Directions for this task:
Wherever a line in the data below holds "Address", copy that line.

Material for this task:

■ ■ ■

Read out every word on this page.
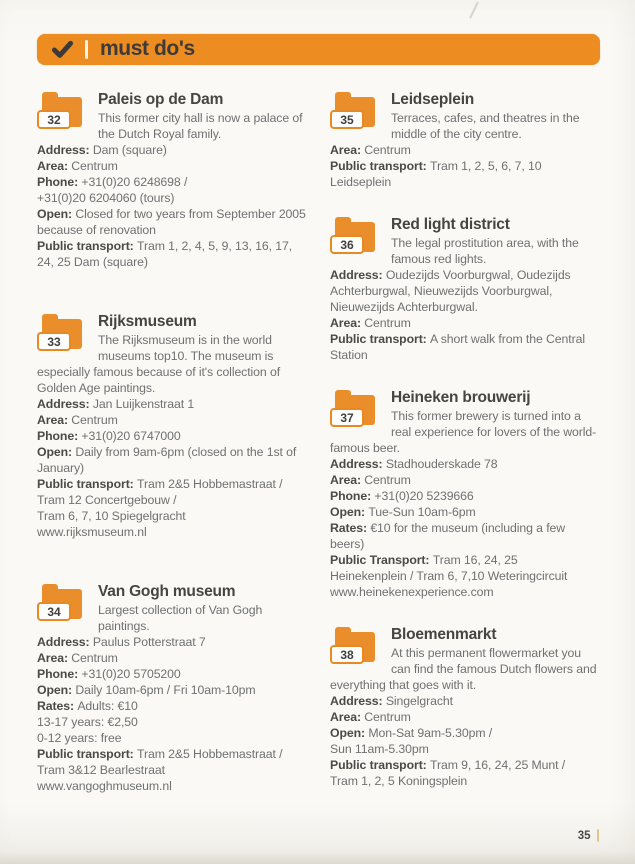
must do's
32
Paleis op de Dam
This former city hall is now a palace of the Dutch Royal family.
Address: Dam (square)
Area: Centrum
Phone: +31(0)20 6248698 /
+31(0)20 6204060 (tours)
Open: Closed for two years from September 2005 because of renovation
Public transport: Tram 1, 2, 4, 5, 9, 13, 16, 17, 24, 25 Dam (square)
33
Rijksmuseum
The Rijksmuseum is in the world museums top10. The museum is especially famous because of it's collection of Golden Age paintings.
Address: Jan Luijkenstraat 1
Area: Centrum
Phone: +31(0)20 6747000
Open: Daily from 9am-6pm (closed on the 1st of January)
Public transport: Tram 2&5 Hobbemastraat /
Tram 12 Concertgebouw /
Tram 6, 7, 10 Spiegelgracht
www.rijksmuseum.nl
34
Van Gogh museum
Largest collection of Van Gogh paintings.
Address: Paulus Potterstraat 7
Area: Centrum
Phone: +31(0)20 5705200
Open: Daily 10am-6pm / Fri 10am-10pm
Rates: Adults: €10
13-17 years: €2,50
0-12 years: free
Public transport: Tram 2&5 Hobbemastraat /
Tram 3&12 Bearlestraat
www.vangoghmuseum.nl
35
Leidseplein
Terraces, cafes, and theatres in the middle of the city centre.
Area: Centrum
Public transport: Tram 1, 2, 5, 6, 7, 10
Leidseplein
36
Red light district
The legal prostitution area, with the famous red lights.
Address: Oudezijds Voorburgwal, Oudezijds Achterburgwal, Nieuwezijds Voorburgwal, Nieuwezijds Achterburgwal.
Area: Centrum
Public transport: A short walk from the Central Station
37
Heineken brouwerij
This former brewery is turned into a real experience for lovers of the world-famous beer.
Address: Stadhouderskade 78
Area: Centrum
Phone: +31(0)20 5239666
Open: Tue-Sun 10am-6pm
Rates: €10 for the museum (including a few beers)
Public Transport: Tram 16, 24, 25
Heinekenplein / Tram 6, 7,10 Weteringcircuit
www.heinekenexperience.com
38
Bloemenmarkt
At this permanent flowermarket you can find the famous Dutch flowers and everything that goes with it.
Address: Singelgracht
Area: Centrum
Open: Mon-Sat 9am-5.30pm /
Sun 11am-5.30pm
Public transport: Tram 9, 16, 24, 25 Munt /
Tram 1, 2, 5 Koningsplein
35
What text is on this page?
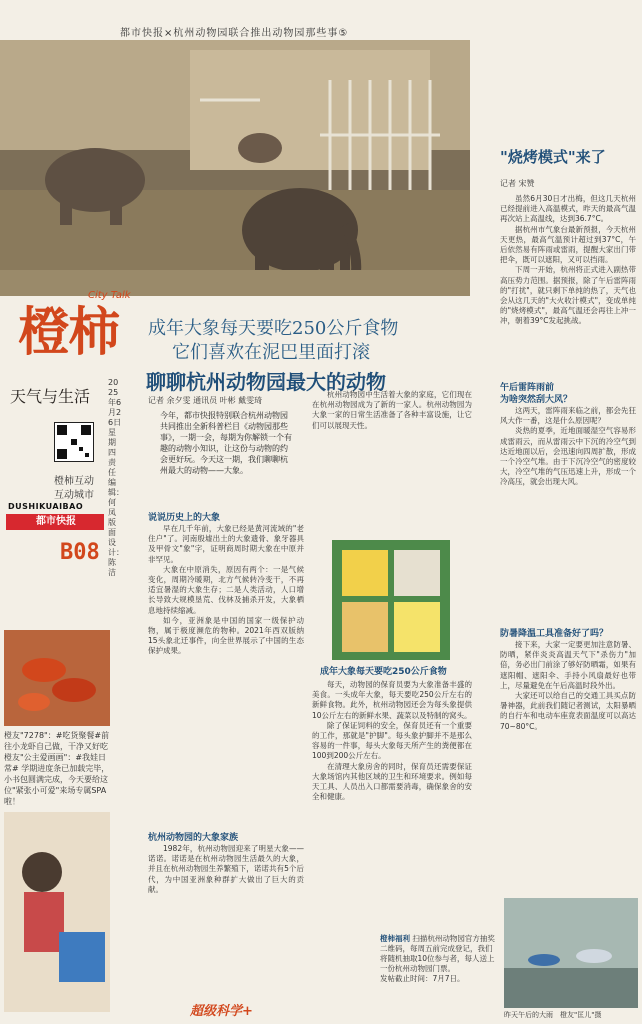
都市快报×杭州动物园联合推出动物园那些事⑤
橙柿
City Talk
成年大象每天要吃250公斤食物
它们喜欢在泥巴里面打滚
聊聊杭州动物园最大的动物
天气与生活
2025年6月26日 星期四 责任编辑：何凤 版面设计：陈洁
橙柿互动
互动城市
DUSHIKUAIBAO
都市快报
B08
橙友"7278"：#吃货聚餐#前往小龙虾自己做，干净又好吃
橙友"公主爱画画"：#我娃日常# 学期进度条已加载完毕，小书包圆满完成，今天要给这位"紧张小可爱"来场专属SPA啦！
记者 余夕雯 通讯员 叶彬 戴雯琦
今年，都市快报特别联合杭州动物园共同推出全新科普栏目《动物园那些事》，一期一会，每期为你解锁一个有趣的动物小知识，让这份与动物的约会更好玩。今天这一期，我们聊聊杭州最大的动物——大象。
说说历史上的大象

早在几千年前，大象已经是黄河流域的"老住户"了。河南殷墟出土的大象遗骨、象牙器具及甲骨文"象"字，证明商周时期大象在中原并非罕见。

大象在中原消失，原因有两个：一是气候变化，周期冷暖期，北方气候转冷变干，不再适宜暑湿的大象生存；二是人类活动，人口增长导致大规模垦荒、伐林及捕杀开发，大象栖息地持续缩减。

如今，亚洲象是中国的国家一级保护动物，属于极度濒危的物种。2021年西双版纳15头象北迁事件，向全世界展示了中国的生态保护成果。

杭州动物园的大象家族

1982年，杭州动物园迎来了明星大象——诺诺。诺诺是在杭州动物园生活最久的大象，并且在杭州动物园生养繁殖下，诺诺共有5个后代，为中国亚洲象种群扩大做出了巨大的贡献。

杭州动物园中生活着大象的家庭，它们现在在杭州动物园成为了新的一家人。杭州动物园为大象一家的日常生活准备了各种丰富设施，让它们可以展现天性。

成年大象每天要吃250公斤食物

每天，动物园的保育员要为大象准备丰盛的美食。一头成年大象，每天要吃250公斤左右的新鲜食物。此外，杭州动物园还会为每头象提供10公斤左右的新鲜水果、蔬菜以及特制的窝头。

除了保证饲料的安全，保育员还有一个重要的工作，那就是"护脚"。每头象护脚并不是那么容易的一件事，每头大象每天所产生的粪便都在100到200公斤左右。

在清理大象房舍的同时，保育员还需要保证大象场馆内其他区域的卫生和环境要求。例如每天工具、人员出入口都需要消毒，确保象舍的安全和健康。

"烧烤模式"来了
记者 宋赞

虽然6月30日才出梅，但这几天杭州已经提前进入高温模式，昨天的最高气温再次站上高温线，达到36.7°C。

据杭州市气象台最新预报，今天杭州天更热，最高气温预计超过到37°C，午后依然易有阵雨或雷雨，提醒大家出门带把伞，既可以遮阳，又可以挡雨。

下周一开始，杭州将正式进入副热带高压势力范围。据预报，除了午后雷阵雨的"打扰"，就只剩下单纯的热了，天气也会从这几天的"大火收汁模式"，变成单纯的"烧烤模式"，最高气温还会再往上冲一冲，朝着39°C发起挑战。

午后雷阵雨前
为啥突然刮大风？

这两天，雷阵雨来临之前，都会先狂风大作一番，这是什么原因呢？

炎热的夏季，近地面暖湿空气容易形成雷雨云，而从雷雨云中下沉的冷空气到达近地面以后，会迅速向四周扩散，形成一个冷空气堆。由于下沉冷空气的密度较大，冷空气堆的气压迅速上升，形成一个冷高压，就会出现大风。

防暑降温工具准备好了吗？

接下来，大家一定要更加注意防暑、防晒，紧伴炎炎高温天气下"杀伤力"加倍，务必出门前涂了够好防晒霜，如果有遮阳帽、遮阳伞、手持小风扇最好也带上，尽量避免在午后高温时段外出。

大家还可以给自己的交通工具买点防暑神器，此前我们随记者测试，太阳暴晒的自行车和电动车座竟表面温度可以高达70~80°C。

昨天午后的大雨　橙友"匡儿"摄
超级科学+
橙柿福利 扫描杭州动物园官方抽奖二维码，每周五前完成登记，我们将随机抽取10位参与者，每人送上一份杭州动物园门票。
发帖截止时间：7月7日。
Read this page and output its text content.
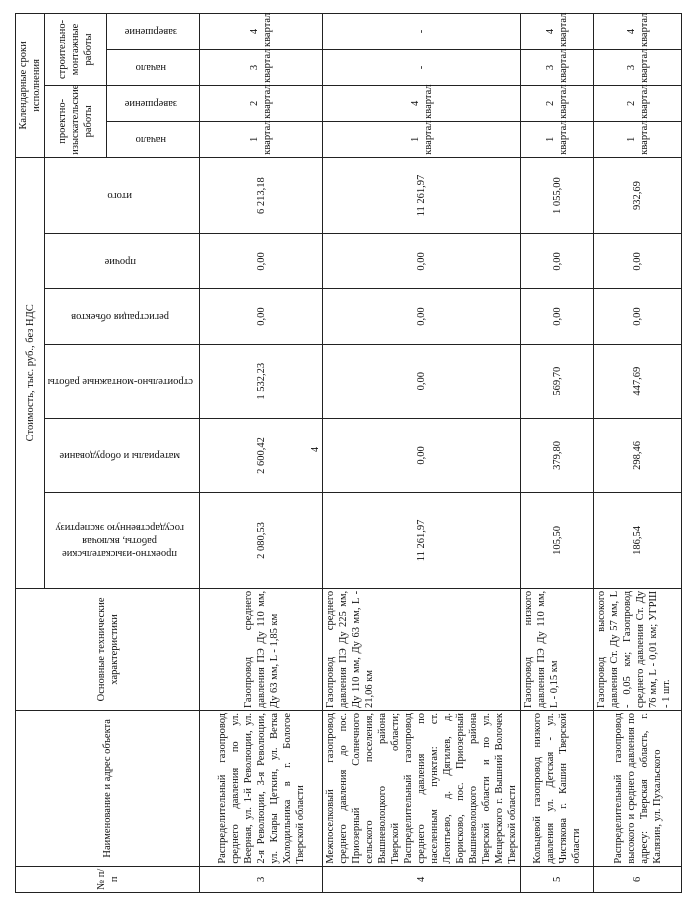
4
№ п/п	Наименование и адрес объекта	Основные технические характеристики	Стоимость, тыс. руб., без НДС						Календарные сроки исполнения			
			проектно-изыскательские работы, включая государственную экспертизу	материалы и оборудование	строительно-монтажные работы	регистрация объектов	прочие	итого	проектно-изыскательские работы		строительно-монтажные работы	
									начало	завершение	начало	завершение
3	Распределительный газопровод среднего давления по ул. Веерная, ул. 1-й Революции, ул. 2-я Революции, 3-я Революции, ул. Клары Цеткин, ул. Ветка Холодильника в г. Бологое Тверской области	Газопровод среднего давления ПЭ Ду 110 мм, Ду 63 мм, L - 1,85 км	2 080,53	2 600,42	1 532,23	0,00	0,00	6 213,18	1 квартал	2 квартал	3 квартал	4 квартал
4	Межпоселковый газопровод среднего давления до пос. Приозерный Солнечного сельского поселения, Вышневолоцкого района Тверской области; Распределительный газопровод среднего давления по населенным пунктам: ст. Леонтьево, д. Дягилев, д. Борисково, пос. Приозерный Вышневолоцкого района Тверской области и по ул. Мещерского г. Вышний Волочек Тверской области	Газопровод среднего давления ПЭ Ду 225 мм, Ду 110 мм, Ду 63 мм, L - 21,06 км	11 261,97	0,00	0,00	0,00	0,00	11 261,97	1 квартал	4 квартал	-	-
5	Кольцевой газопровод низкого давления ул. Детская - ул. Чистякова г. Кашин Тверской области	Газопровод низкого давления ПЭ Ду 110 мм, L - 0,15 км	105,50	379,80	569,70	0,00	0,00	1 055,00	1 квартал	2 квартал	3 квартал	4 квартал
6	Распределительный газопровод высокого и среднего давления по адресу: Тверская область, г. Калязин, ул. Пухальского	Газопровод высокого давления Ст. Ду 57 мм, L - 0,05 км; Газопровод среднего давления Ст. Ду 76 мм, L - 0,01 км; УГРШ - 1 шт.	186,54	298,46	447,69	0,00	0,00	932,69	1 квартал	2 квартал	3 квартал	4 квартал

■ ■ ■

Result:
Address: Dam (square)
Address: Jan Luijkenstraat 1
Address: Paulus Potterstraat 7
Address: Oudezijds Voorburgwal, Oudezijds Achterburgwal, Nieuwezijds Voorburgwal, Nieuwezijds Achterburgwal.
Address: Stadhouderskade 78
Address: Singelgracht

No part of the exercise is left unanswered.